Annotated element entries:
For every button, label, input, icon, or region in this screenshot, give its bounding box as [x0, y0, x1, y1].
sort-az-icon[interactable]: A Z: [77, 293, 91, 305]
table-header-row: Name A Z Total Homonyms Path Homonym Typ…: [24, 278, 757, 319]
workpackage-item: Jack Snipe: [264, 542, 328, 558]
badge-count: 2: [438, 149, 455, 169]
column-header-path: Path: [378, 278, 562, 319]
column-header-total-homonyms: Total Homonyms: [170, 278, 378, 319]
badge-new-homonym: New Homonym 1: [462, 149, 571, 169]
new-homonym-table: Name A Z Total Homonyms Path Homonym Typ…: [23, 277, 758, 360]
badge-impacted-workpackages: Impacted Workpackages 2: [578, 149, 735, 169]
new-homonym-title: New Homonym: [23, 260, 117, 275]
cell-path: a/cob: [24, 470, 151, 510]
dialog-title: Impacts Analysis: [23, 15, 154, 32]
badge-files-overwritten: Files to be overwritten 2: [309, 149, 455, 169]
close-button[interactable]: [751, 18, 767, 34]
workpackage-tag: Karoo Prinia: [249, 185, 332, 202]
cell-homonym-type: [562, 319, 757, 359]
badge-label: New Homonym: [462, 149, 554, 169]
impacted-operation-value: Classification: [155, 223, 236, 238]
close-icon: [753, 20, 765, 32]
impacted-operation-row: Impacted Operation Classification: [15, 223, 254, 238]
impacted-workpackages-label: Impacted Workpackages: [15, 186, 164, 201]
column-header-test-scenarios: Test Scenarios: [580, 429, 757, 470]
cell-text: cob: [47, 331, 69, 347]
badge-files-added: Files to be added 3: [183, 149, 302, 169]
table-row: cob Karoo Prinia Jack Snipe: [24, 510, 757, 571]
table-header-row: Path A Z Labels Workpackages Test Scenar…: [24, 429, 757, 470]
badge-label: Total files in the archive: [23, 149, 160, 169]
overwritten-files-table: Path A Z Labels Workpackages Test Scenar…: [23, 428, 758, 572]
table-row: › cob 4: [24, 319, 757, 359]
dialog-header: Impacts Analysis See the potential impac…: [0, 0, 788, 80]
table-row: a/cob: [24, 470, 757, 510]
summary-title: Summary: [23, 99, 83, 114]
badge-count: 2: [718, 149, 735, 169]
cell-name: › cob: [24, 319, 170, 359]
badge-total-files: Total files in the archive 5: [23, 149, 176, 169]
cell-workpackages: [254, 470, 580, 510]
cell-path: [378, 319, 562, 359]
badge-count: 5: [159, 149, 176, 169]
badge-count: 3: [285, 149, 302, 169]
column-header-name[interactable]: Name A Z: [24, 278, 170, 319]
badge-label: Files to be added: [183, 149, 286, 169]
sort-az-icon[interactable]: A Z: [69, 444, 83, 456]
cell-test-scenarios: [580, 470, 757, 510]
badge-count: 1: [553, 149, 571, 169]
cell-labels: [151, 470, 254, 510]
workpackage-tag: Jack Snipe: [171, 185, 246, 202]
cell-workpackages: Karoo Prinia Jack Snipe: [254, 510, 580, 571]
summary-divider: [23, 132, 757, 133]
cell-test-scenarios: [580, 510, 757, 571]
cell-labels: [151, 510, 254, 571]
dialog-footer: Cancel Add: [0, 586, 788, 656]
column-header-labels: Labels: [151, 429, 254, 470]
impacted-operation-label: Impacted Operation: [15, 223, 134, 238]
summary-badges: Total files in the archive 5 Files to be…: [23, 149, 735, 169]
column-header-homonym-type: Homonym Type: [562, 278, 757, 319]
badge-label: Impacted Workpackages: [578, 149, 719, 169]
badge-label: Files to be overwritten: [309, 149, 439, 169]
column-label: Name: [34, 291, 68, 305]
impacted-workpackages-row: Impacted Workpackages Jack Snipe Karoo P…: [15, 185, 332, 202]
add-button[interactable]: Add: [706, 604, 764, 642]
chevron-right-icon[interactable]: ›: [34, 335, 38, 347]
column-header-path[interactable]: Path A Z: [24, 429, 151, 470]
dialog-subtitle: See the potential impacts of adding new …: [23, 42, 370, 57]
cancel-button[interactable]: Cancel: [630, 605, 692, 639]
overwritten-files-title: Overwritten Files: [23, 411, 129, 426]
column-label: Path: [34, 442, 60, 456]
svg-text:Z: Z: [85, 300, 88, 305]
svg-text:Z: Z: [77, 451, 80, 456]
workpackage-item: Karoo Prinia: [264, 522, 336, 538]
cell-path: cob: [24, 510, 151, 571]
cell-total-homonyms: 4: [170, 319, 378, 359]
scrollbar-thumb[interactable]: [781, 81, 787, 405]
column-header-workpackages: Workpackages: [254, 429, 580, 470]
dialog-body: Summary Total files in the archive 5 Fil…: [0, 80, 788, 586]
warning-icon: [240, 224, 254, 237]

--

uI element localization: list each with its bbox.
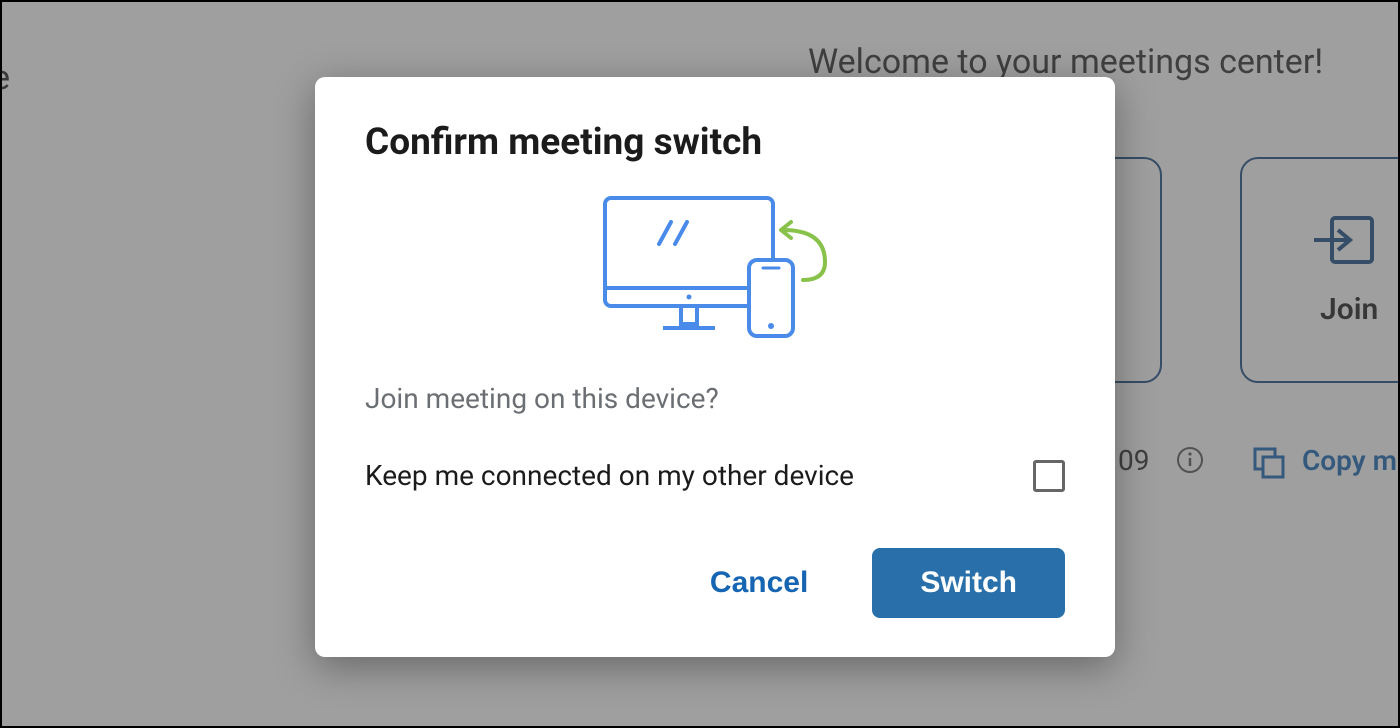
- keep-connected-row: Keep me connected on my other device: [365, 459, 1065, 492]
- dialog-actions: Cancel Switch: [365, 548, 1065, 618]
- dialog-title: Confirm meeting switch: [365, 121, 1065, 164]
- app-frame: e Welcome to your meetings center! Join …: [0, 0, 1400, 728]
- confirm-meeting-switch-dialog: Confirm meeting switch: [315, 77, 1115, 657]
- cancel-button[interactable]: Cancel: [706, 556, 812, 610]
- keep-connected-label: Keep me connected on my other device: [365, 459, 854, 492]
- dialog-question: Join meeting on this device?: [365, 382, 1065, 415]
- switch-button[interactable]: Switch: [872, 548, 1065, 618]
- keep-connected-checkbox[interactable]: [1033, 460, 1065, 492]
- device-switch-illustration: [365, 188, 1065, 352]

**Work required:**
Reproduce, without alteration, the lines of the listing from the line containing "- keep-connected-row: Keep" through the line containing "- device-switch-illustration: [365, 188, 1065, 352]", including both of those lines.

**The response:**
- keep-connected-row: Keep me connected on my other device: [365, 459, 1065, 492]
- dialog-actions: Cancel Switch: [365, 548, 1065, 618]
- dialog-title: Confirm meeting switch: [365, 121, 1065, 164]
- app-frame: e Welcome to your meetings center! Join …: [0, 0, 1400, 728]
- confirm-meeting-switch-dialog: Confirm meeting switch: [315, 77, 1115, 657]
- cancel-button[interactable]: Cancel: [706, 556, 812, 610]
- keep-connected-label: Keep me connected on my other device: [365, 459, 854, 492]
- dialog-question: Join meeting on this device?: [365, 382, 1065, 415]
- switch-button[interactable]: Switch: [872, 548, 1065, 618]
- keep-connected-checkbox[interactable]: [1033, 460, 1065, 492]
- device-switch-illustration: [365, 188, 1065, 352]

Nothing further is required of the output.